--- start of DATA EXCERPTS ---
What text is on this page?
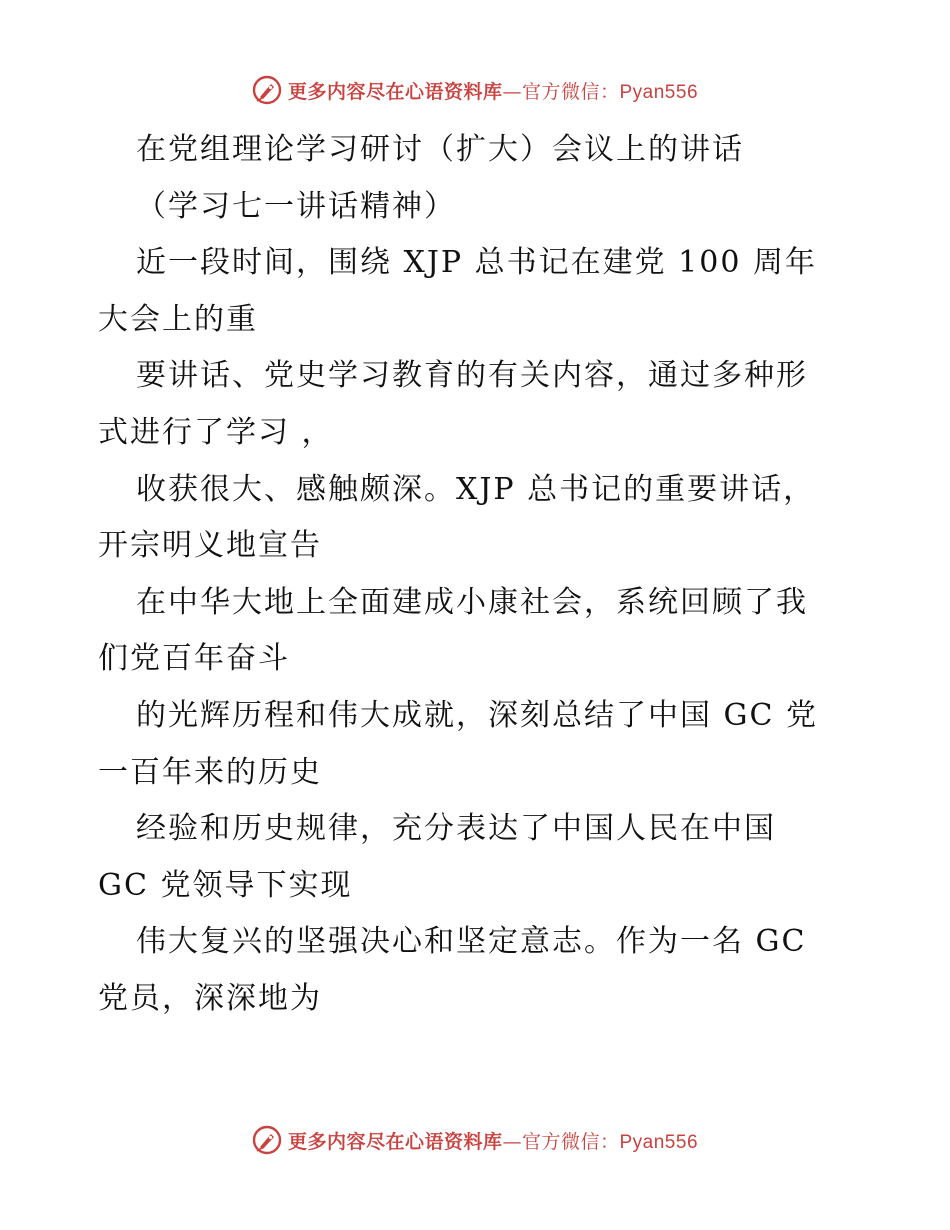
更多内容尽在心语资料库—官方微信：Pyan556
在党组理论学习研讨（扩大）会议上的讲话
（学习七一讲话精神）
近一段时间，围绕 XJP 总书记在建党 100 周年
大会上的重
要讲话、党史学习教育的有关内容，通过多种形
式进行了学习 ，
收获很大、感触颇深。XJP 总书记的重要讲话，
开宗明义地宣告
在中华大地上全面建成小康社会，系统回顾了我
们党百年奋斗
的光辉历程和伟大成就，深刻总结了中国 GC 党
一百年来的历史
经验和历史规律，充分表达了中国人民在中国
GC 党领导下实现
伟大复兴的坚强决心和坚定意志。作为一名 GC
党员，深深地为
更多内容尽在心语资料库—官方微信：Pyan556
--- end of DATA EXCERPTS ---
WRITTEN TASK = Make an exact copy of the data, leaving its pictures out.

WRITTEN RESPONSE =
What text is on this page?
更多内容尽在心语资料库—官方微信：Pyan556
在党组理论学习研讨（扩大）会议上的讲话
（学习七一讲话精神）
近一段时间，围绕 XJP 总书记在建党 100 周年
大会上的重
要讲话、党史学习教育的有关内容，通过多种形
式进行了学习 ，
收获很大、感触颇深。XJP 总书记的重要讲话，
开宗明义地宣告
在中华大地上全面建成小康社会，系统回顾了我
们党百年奋斗
的光辉历程和伟大成就，深刻总结了中国 GC 党
一百年来的历史
经验和历史规律，充分表达了中国人民在中国
GC 党领导下实现
伟大复兴的坚强决心和坚定意志。作为一名 GC
党员，深深地为
更多内容尽在心语资料库—官方微信：Pyan556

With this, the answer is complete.